Written instruction: Copy every line with the string "false" in it.

Records:
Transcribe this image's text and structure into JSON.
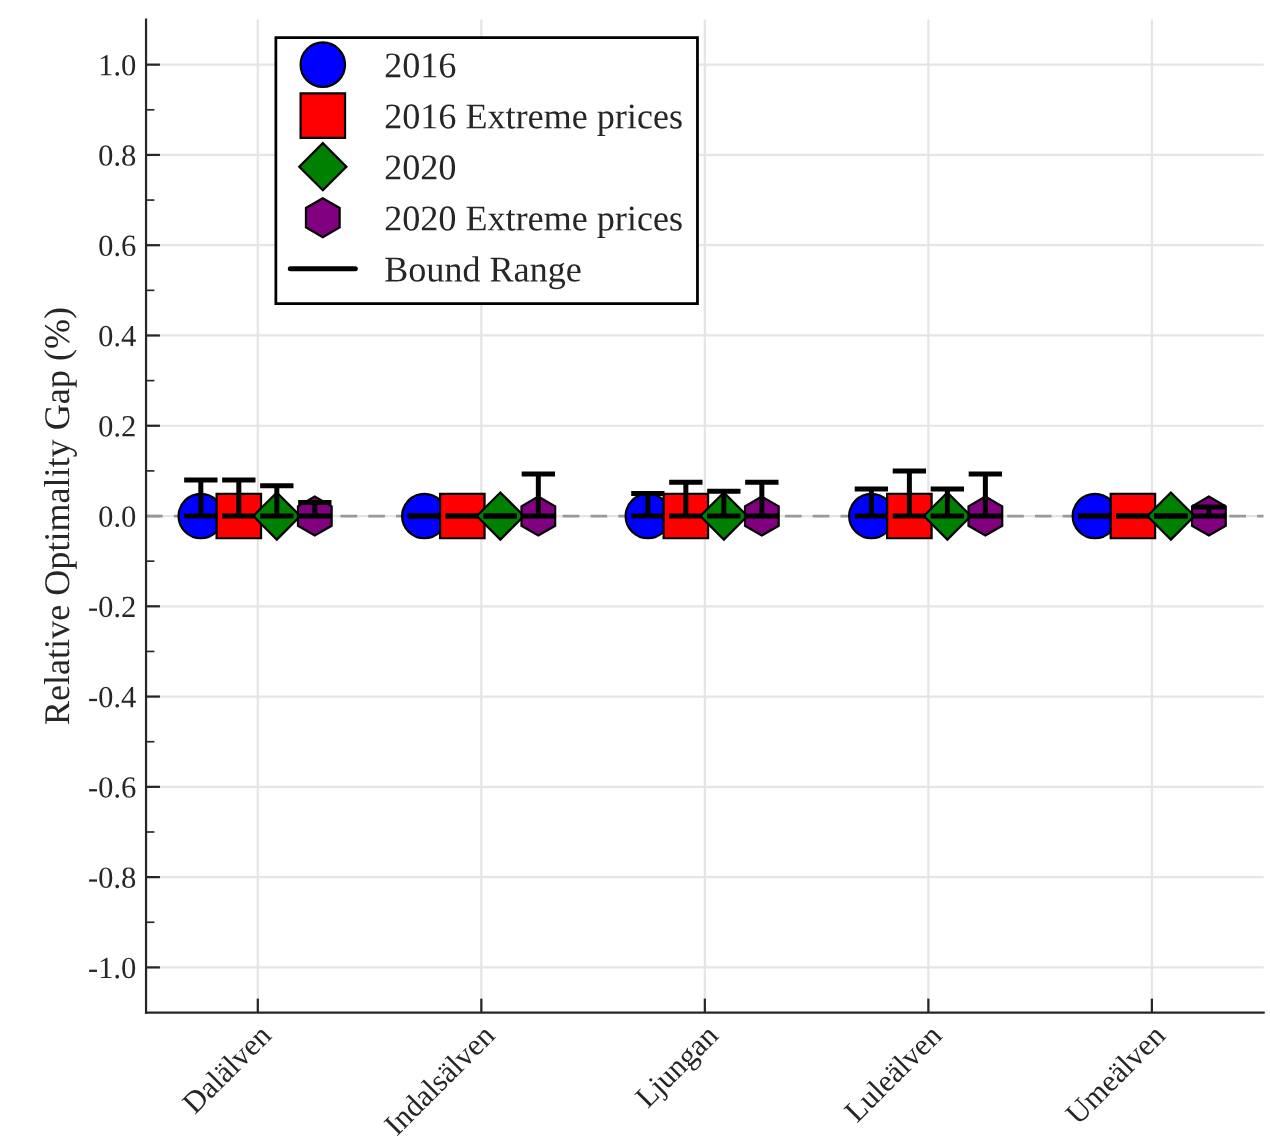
{
  "chart_data": {
    "type": "scatter",
    "ylabel": "Relative Optimality Gap (%)",
    "categories": [
      "Dalälven",
      "Indalsälven",
      "Ljungan",
      "Luleälven",
      "Umeälven"
    ],
    "series": [
      {
        "name": "2016",
        "color": "#0000ff",
        "marker": "circle",
        "values": [
          0,
          0,
          0,
          0,
          0
        ],
        "errors": [
          [
            0,
            0.08
          ],
          [
            0,
            0
          ],
          [
            0,
            0.05
          ],
          [
            0,
            0.06
          ],
          [
            0,
            0
          ]
        ]
      },
      {
        "name": "2016 Extreme prices",
        "color": "#ff0000",
        "marker": "square",
        "values": [
          0,
          0,
          0,
          0,
          0
        ],
        "errors": [
          [
            0,
            0.08
          ],
          [
            0,
            0
          ],
          [
            0,
            0.075
          ],
          [
            0,
            0.1
          ],
          [
            0,
            0
          ]
        ]
      },
      {
        "name": "2020",
        "color": "#008000",
        "marker": "diamond",
        "values": [
          0,
          0,
          0,
          0,
          0
        ],
        "errors": [
          [
            0,
            0.067
          ],
          [
            0,
            0
          ],
          [
            0,
            0.055
          ],
          [
            0,
            0.06
          ],
          [
            0,
            0
          ]
        ]
      },
      {
        "name": "2020 Extreme prices",
        "color": "#800080",
        "values": [
          0,
          0,
          0,
          0,
          0
        ],
        "errors": [
          [
            0,
            0.03
          ],
          [
            0,
            0.093
          ],
          [
            0,
            0.075
          ],
          [
            0,
            0.093
          ],
          [
            0,
            0.02
          ]
        ]
      },
      {
        "name": "Bound Range",
        "type": "line",
        "color": "#000000",
        "values": [
          null,
          null,
          null,
          null,
          null
        ]
      }
    ],
    "ref_lines": [
      {
        "axis": "y",
        "value": 0,
        "color": "#999999",
        "line_style": "dashed"
      }
    ],
    "ylim": [
      -1.1,
      1.1
    ],
    "yticks": [
      {
        "value": -1.0,
        "label": "-1.0"
      },
      {
        "value": -0.8,
        "label": "-0.8"
      },
      {
        "value": -0.6,
        "label": "-0.6"
      },
      {
        "value": -0.4,
        "label": "-0.4"
      },
      {
        "value": -0.2,
        "label": "-0.2"
      },
      {
        "value": 0.0,
        "label": "0.0"
      },
      {
        "value": 0.2,
        "label": "0.2"
      },
      {
        "value": 0.4,
        "label": "0.4"
      },
      {
        "value": 0.6,
        "label": "0.6"
      },
      {
        "value": 0.8,
        "label": "0.8"
      },
      {
        "value": 1.0,
        "label": "1.0"
      }
    ],
    "grid": true,
    "legend": "top left"
  }
}
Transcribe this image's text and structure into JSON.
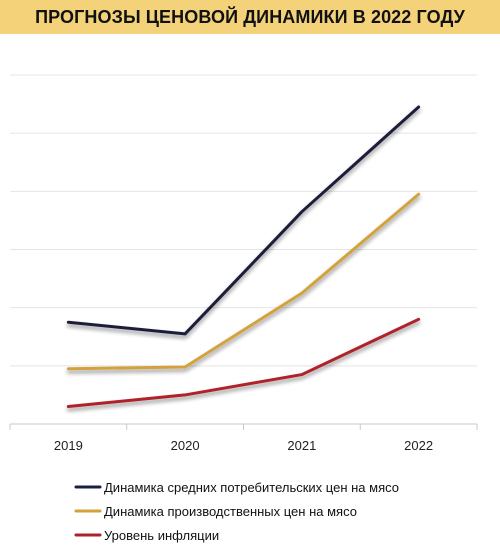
{
  "title": "ПРОГНОЗЫ ЦЕНОВОЙ ДИНАМИКИ В 2022 ГОДУ",
  "chart_data": {
    "type": "line",
    "title": "ПРОГНОЗЫ ЦЕНОВОЙ ДИНАМИКИ В 2022 ГОДУ",
    "xlabel": "",
    "ylabel": "",
    "categories": [
      "2019",
      "2020",
      "2021",
      "2022"
    ],
    "ylim": [
      0,
      6
    ],
    "y_tick_labels_shown": false,
    "grid": true,
    "legend_position": "bottom",
    "series": [
      {
        "name": "Динамика средних потребительских цен на мясо",
        "color": "#1b1f3b",
        "values": [
          1.75,
          1.55,
          3.65,
          5.45
        ]
      },
      {
        "name": "Динамика производственных цен на мясо",
        "color": "#d4a23c",
        "values": [
          0.95,
          0.98,
          2.25,
          3.95
        ]
      },
      {
        "name": "Уровень инфляции",
        "color": "#b0202a",
        "values": [
          0.3,
          0.5,
          0.85,
          1.8
        ]
      }
    ]
  }
}
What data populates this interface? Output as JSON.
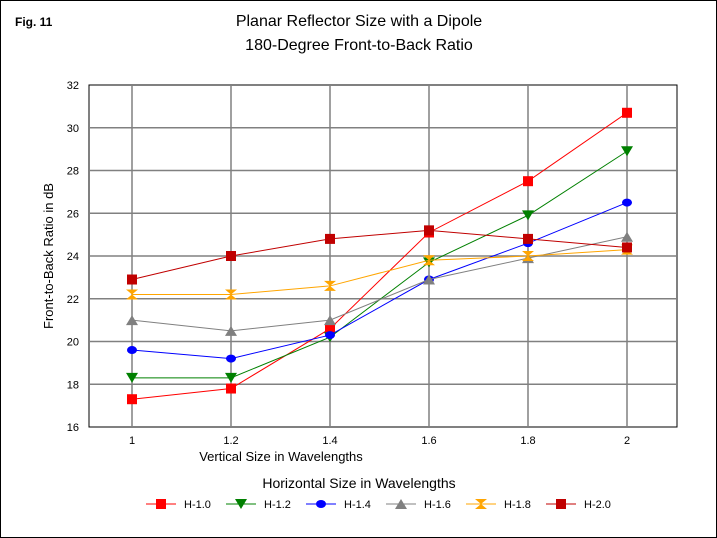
{
  "figure_label": "Fig. 11",
  "chart_data": {
    "type": "line",
    "title": "Planar Reflector Size with a Dipole",
    "subtitle": "180-Degree Front-to-Back Ratio",
    "xlabel": "Vertical Size in Wavelengths",
    "ylabel": "Front-to-Back Ratio in dB",
    "x": [
      1,
      1.2,
      1.4,
      1.6,
      1.8,
      2
    ],
    "x_tick_labels": [
      "1",
      "1.2",
      "1.4",
      "1.6",
      "1.8",
      "2"
    ],
    "ylim": [
      16,
      32
    ],
    "y_ticks": [
      16,
      18,
      20,
      22,
      24,
      26,
      28,
      30,
      32
    ],
    "grid": true,
    "legend_title": "Horizontal Size in Wavelengths",
    "legend_position": "bottom",
    "series": [
      {
        "name": "H-1.0",
        "color": "#ff0000",
        "marker": "square",
        "values": [
          17.3,
          17.8,
          20.6,
          25.1,
          27.5,
          30.7
        ]
      },
      {
        "name": "H-1.2",
        "color": "#008000",
        "marker": "triangle-down",
        "values": [
          18.3,
          18.3,
          20.2,
          23.7,
          25.9,
          28.9
        ]
      },
      {
        "name": "H-1.4",
        "color": "#0000ff",
        "marker": "circle",
        "values": [
          19.6,
          19.2,
          20.3,
          22.9,
          24.6,
          26.5
        ]
      },
      {
        "name": "H-1.6",
        "color": "#808080",
        "marker": "triangle-up",
        "values": [
          21.0,
          20.5,
          21.0,
          22.9,
          23.9,
          24.9
        ]
      },
      {
        "name": "H-1.8",
        "color": "#ffa500",
        "marker": "hourglass",
        "values": [
          22.2,
          22.2,
          22.6,
          23.8,
          24.0,
          24.3
        ]
      },
      {
        "name": "H-2.0",
        "color": "#c00000",
        "marker": "square",
        "values": [
          22.9,
          24.0,
          24.8,
          25.2,
          24.8,
          24.4
        ]
      }
    ]
  }
}
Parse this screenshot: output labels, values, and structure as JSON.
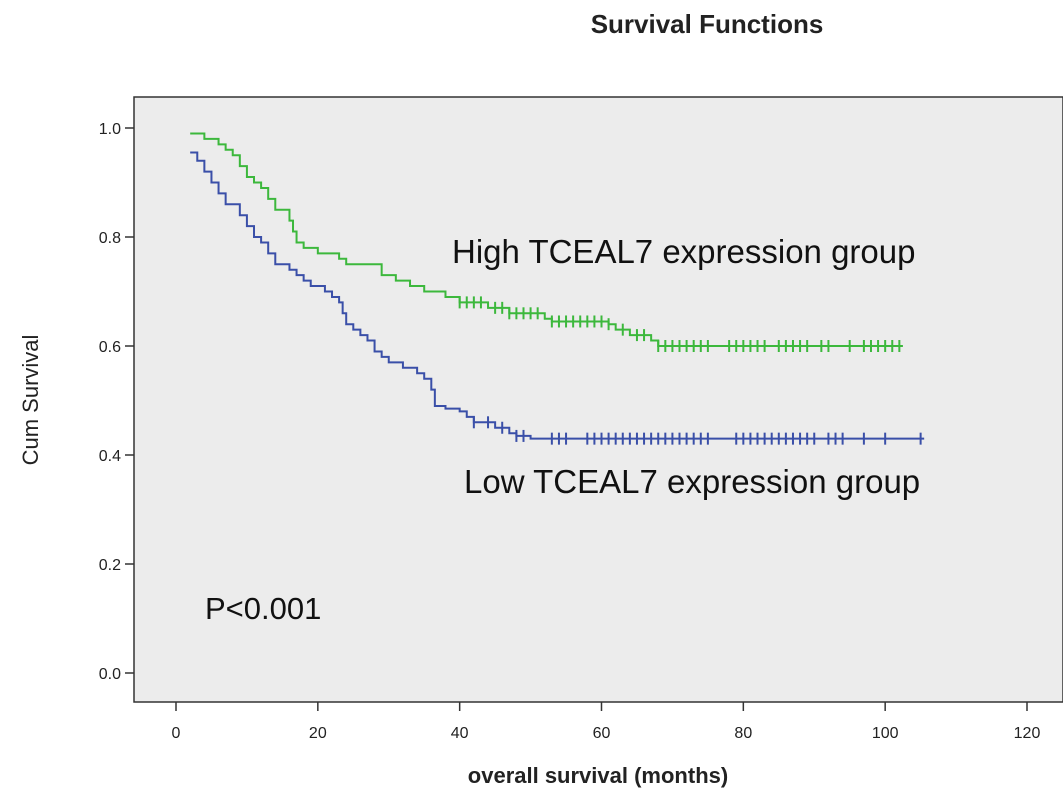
{
  "chart_data": {
    "type": "line",
    "title": "Survival Functions",
    "xlabel": "overall survival (months)",
    "ylabel": "Cum Survival",
    "xlim": [
      0,
      120
    ],
    "ylim": [
      0,
      1
    ],
    "x_ticks": [
      "0",
      "20",
      "40",
      "60",
      "80",
      "100",
      "120"
    ],
    "y_ticks": [
      "0.0",
      "0.2",
      "0.4",
      "0.6",
      "0.8",
      "1.0"
    ],
    "grid": false,
    "background_color": "#ececec",
    "annotations": {
      "high": "High TCEAL7 expression group",
      "low": "Low TCEAL7 expression group",
      "pvalue": "P<0.001"
    },
    "series": [
      {
        "color": "#3cb83c",
        "steps": [
          [
            2,
            0.99
          ],
          [
            4,
            0.98
          ],
          [
            6,
            0.97
          ],
          [
            7,
            0.96
          ],
          [
            8,
            0.95
          ],
          [
            9,
            0.93
          ],
          [
            10,
            0.91
          ],
          [
            11,
            0.9
          ],
          [
            12,
            0.89
          ],
          [
            13,
            0.87
          ],
          [
            14,
            0.85
          ],
          [
            16,
            0.83
          ],
          [
            16.5,
            0.81
          ],
          [
            17,
            0.79
          ],
          [
            18,
            0.78
          ],
          [
            20,
            0.77
          ],
          [
            23,
            0.76
          ],
          [
            24,
            0.75
          ],
          [
            29,
            0.73
          ],
          [
            31,
            0.72
          ],
          [
            33,
            0.71
          ],
          [
            35,
            0.7
          ],
          [
            38,
            0.69
          ],
          [
            40,
            0.68
          ],
          [
            44,
            0.67
          ],
          [
            47,
            0.66
          ],
          [
            52,
            0.65
          ],
          [
            53,
            0.645
          ],
          [
            61,
            0.64
          ],
          [
            62,
            0.63
          ],
          [
            64,
            0.62
          ],
          [
            67,
            0.61
          ],
          [
            68,
            0.6
          ],
          [
            102.5,
            0.6
          ]
        ],
        "censored_x": [
          40,
          41,
          42,
          43,
          45,
          46,
          47,
          48,
          49,
          50,
          51,
          53,
          54,
          55,
          56,
          57,
          58,
          59,
          60,
          61,
          63,
          65,
          66,
          68,
          69,
          70,
          71,
          72,
          73,
          74,
          75,
          78,
          79,
          80,
          81,
          82,
          83,
          85,
          86,
          87,
          88,
          89,
          91,
          92,
          95,
          97,
          98,
          99,
          100,
          101,
          102
        ]
      },
      {
        "color": "#3a4fa8",
        "steps": [
          [
            2,
            0.955
          ],
          [
            3,
            0.94
          ],
          [
            4,
            0.92
          ],
          [
            5,
            0.9
          ],
          [
            6,
            0.88
          ],
          [
            7,
            0.86
          ],
          [
            9,
            0.84
          ],
          [
            10,
            0.82
          ],
          [
            11,
            0.8
          ],
          [
            12,
            0.79
          ],
          [
            13,
            0.77
          ],
          [
            14,
            0.75
          ],
          [
            16,
            0.74
          ],
          [
            17,
            0.73
          ],
          [
            18,
            0.72
          ],
          [
            19,
            0.71
          ],
          [
            21,
            0.7
          ],
          [
            22,
            0.69
          ],
          [
            23,
            0.68
          ],
          [
            23.5,
            0.66
          ],
          [
            24,
            0.64
          ],
          [
            25,
            0.63
          ],
          [
            26,
            0.62
          ],
          [
            27,
            0.61
          ],
          [
            28,
            0.59
          ],
          [
            29,
            0.58
          ],
          [
            30,
            0.57
          ],
          [
            32,
            0.56
          ],
          [
            34,
            0.55
          ],
          [
            35,
            0.54
          ],
          [
            36,
            0.52
          ],
          [
            36.5,
            0.49
          ],
          [
            38,
            0.485
          ],
          [
            40,
            0.48
          ],
          [
            41,
            0.47
          ],
          [
            42,
            0.46
          ],
          [
            45,
            0.45
          ],
          [
            47,
            0.44
          ],
          [
            48,
            0.435
          ],
          [
            50,
            0.43
          ],
          [
            105.5,
            0.43
          ]
        ],
        "censored_x": [
          42,
          44,
          46,
          48,
          49,
          53,
          54,
          55,
          58,
          59,
          60,
          61,
          62,
          63,
          64,
          65,
          66,
          67,
          68,
          69,
          70,
          71,
          72,
          73,
          74,
          75,
          79,
          80,
          81,
          82,
          83,
          84,
          85,
          86,
          87,
          88,
          89,
          90,
          92,
          93,
          94,
          97,
          100,
          105
        ]
      }
    ]
  }
}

Exercise result:
    "y_tick_labels_shown": false,
    "grid": false,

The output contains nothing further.